ASSIGNMENT: Whenever a line in this data holds the word "plasmáticas", report that line in full.

Stored dataset items:
┌────────
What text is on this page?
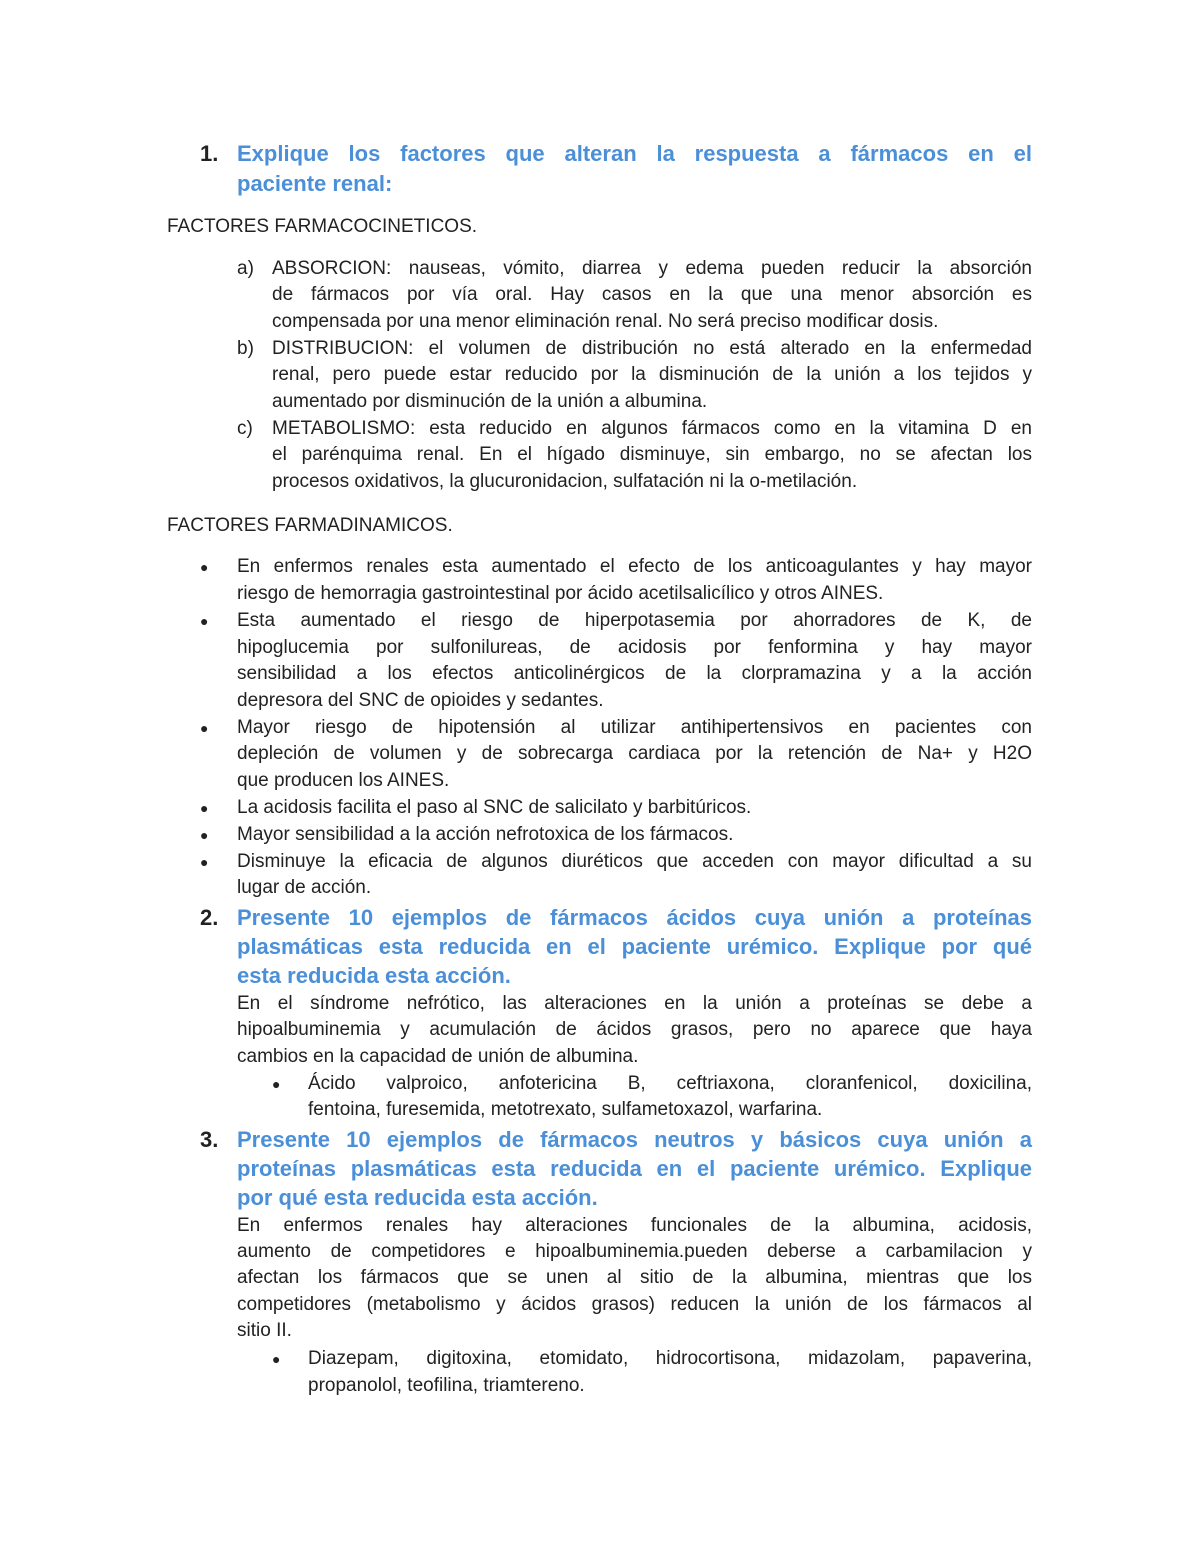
1. Explique los factores que alteran la respuesta a fármacos en el
paciente renal:
FACTORES FARMACOCINETICOS.
a) ABSORCION: nauseas, vómito, diarrea y edema pueden reducir la absorción
de fármacos por vía oral. Hay casos en la que una menor absorción es
compensada por una menor eliminación renal. No será preciso modificar dosis.
b) DISTRIBUCION: el volumen de distribución no está alterado en la enfermedad
renal, pero puede estar reducido por la disminución de la unión a los tejidos y
aumentado por disminución de la unión a albumina.
c) METABOLISMO: esta reducido en algunos fármacos como en la vitamina D en
el parénquima renal. En el hígado disminuye, sin embargo, no se afectan los
procesos oxidativos, la glucuronidacion, sulfatación ni la o-metilación.
FACTORES FARMADINAMICOS.
● En enfermos renales esta aumentado el efecto de los anticoagulantes y hay mayor
riesgo de hemorragia gastrointestinal por ácido acetilsalicílico y otros AINES.
● Esta aumentado el riesgo de hiperpotasemia por ahorradores de K, de
hipoglucemia por sulfonilureas, de acidosis por fenformina y hay mayor
sensibilidad a los efectos anticolinérgicos de la clorpramazina y a la acción
depresora del SNC de opioides y sedantes.
● Mayor riesgo de hipotensión al utilizar antihipertensivos en pacientes con
depleción de volumen y de sobrecarga cardiaca por la retención de Na+ y H2O
que producen los AINES.
● La acidosis facilita el paso al SNC de salicilato y barbitúricos.
● Mayor sensibilidad a la acción nefrotoxica de los fármacos.
● Disminuye la eficacia de algunos diuréticos que acceden con mayor dificultad a su
lugar de acción.
2. Presente 10 ejemplos de fármacos ácidos cuya unión a proteínas
plasmáticas esta reducida en el paciente urémico. Explique por qué
esta reducida esta acción.
En el síndrome nefrótico, las alteraciones en la unión a proteínas se debe a
hipoalbuminemia y acumulación de ácidos grasos, pero no aparece que haya
cambios en la capacidad de unión de albumina.
● Ácido valproico, anfotericina B, ceftriaxona, cloranfenicol, doxicilina,
fentoina, furesemida, metotrexato, sulfametoxazol, warfarina.
3. Presente 10 ejemplos de fármacos neutros y básicos cuya unión a
proteínas plasmáticas esta reducida en el paciente urémico. Explique
por qué esta reducida esta acción.
En enfermos renales hay alteraciones funcionales de la albumina, acidosis,
aumento de competidores e hipoalbuminemia.pueden deberse a carbamilacion y
afectan los fármacos que se unen al sitio de la albumina, mientras que los
competidores (metabolismo y ácidos grasos) reducen la unión de los fármacos al
sitio II.
● Diazepam, digitoxina, etomidato, hidrocortisona, midazolam, papaverina,
propanolol, teofilina, triamtereno.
└────────
ANSWER TO THIS PROBLEM:
plasmáticas esta reducida en el paciente urémico. Explique por qué
proteínas plasmáticas esta reducida en el paciente urémico. Explique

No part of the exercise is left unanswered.